(GIVEN EXERCISE): The records below need retyping in full; give them again exactly.

Dataset records:
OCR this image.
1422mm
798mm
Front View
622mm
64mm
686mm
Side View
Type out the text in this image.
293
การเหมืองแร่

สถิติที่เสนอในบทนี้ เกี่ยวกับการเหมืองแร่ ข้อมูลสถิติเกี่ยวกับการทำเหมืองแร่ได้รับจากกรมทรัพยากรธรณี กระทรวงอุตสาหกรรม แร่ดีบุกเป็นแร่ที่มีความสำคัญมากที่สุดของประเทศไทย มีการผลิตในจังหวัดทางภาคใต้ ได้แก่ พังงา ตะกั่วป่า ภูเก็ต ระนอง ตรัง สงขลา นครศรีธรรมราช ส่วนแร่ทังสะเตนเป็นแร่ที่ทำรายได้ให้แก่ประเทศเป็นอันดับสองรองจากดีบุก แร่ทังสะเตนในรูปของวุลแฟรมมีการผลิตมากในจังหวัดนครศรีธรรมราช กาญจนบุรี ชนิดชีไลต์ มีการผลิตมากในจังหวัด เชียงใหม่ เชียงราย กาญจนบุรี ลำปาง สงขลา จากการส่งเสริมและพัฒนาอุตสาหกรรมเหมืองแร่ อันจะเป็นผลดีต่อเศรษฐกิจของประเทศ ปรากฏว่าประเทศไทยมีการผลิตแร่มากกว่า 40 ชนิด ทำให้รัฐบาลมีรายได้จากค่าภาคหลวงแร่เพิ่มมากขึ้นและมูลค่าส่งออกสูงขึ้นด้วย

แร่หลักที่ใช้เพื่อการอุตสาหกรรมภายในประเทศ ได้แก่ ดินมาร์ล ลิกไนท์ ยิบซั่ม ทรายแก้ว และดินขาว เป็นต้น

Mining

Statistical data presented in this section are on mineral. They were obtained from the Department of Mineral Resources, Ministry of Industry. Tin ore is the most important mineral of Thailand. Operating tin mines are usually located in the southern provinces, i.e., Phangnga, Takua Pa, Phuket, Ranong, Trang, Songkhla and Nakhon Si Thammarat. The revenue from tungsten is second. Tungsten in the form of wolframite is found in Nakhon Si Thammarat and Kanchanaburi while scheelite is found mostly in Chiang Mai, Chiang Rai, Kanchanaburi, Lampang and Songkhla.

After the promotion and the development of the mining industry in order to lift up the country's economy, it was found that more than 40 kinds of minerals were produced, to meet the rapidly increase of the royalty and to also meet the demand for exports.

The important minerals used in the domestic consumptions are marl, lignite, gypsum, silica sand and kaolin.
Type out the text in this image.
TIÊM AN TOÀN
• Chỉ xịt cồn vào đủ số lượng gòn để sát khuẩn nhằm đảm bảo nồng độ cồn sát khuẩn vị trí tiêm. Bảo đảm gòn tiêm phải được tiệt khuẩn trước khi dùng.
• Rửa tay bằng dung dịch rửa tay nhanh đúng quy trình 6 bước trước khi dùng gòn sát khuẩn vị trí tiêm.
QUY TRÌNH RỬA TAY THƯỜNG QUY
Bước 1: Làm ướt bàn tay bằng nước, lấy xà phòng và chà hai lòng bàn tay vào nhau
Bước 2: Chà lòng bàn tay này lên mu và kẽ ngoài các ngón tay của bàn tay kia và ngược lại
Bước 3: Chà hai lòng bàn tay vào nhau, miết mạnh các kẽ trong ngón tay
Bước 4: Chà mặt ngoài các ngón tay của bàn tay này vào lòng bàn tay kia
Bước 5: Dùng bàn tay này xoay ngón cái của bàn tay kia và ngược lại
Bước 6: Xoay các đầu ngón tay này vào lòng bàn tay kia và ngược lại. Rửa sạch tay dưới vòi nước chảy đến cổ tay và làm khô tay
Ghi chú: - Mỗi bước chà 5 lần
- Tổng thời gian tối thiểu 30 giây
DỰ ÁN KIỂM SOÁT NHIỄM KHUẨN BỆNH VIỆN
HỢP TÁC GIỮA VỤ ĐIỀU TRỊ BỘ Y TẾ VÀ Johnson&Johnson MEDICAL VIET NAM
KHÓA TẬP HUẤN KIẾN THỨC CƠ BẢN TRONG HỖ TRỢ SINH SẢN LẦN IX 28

(COMPLETED EXERCISE):
OCR this image.
1422mm
798mm
Front View
622mm
64mm
686mm
Side View
Type out the text in this image.
293
การเหมืองแร่

สถิติที่เสนอในบทนี้ เกี่ยวกับการเหมืองแร่ ข้อมูลสถิติเกี่ยวกับการทำเหมืองแร่ได้รับจากกรมทรัพยากรธรณี กระทรวงอุตสาหกรรม แร่ดีบุกเป็นแร่ที่มีความสำคัญมากที่สุดของประเทศไทย มีการผลิตในจังหวัดทางภาคใต้ ได้แก่ พังงา ตะกั่วป่า ภูเก็ต ระนอง ตรัง สงขลา นครศรีธรรมราช ส่วนแร่ทังสะเตนเป็นแร่ที่ทำรายได้ให้แก่ประเทศเป็นอันดับสองรองจากดีบุก แร่ทังสะเตนในรูปของวุลแฟรมมีการผลิตมากในจังหวัดนครศรีธรรมราช กาญจนบุรี ชนิดชีไลต์ มีการผลิตมากในจังหวัด เชียงใหม่ เชียงราย กาญจนบุรี ลำปาง สงขลา จากการส่งเสริมและพัฒนาอุตสาหกรรมเหมืองแร่ อันจะเป็นผลดีต่อเศรษฐกิจของประเทศ ปรากฏว่าประเทศไทยมีการผลิตแร่มากกว่า 40 ชนิด ทำให้รัฐบาลมีรายได้จากค่าภาคหลวงแร่เพิ่มมากขึ้นและมูลค่าส่งออกสูงขึ้นด้วย

แร่หลักที่ใช้เพื่อการอุตสาหกรรมภายในประเทศ ได้แก่ ดินมาร์ล ลิกไนท์ ยิบซั่ม ทรายแก้ว และดินขาว เป็นต้น

Mining

Statistical data presented in this section are on mineral. They were obtained from the Department of Mineral Resources, Ministry of Industry. Tin ore is the most important mineral of Thailand. Operating tin mines are usually located in the southern provinces, i.e., Phangnga, Takua Pa, Phuket, Ranong, Trang, Songkhla and Nakhon Si Thammarat. The revenue from tungsten is second. Tungsten in the form of wolframite is found in Nakhon Si Thammarat and Kanchanaburi while scheelite is found mostly in Chiang Mai, Chiang Rai, Kanchanaburi, Lampang and Songkhla.

After the promotion and the development of the mining industry in order to lift up the country's economy, it was found that more than 40 kinds of minerals were produced, to meet the rapidly increase of the royalty and to also meet the demand for exports.

The important minerals used in the domestic consumptions are marl, lignite, gypsum, silica sand and kaolin.
Type out the text in this image.
TIÊM AN TOÀN
• Chỉ xịt cồn vào đủ số lượng gòn để sát khuẩn nhằm đảm bảo nồng độ cồn sát khuẩn vị trí tiêm. Bảo đảm gòn tiêm phải được tiệt khuẩn trước khi dùng.
• Rửa tay bằng dung dịch rửa tay nhanh đúng quy trình 6 bước trước khi dùng gòn sát khuẩn vị trí tiêm.
QUY TRÌNH RỬA TAY THƯỜNG QUY
Bước 1: Làm ướt bàn tay bằng nước, lấy xà phòng và chà hai lòng bàn tay vào nhau
Bước 2: Chà lòng bàn tay này lên mu và kẽ ngoài các ngón tay của bàn tay kia và ngược lại
Bước 3: Chà hai lòng bàn tay vào nhau, miết mạnh các kẽ trong ngón tay
Bước 4: Chà mặt ngoài các ngón tay của bàn tay này vào lòng bàn tay kia
Bước 5: Dùng bàn tay này xoay ngón cái của bàn tay kia và ngược lại
Bước 6: Xoay các đầu ngón tay này vào lòng bàn tay kia và ngược lại. Rửa sạch tay dưới vòi nước chảy đến cổ tay và làm khô tay
Ghi chú: - Mỗi bước chà 5 lần
- Tổng thời gian tối thiểu 30 giây
DỰ ÁN KIỂM SOÁT NHIỄM KHUẨN BỆNH VIỆN
HỢP TÁC GIỮA VỤ ĐIỀU TRỊ BỘ Y TẾ VÀ Johnson&Johnson MEDICAL VIET NAM
KHÓA TẬP HUẤN KIẾN THỨC CƠ BẢN TRONG HỖ TRỢ SINH SẢN LẦN IX 28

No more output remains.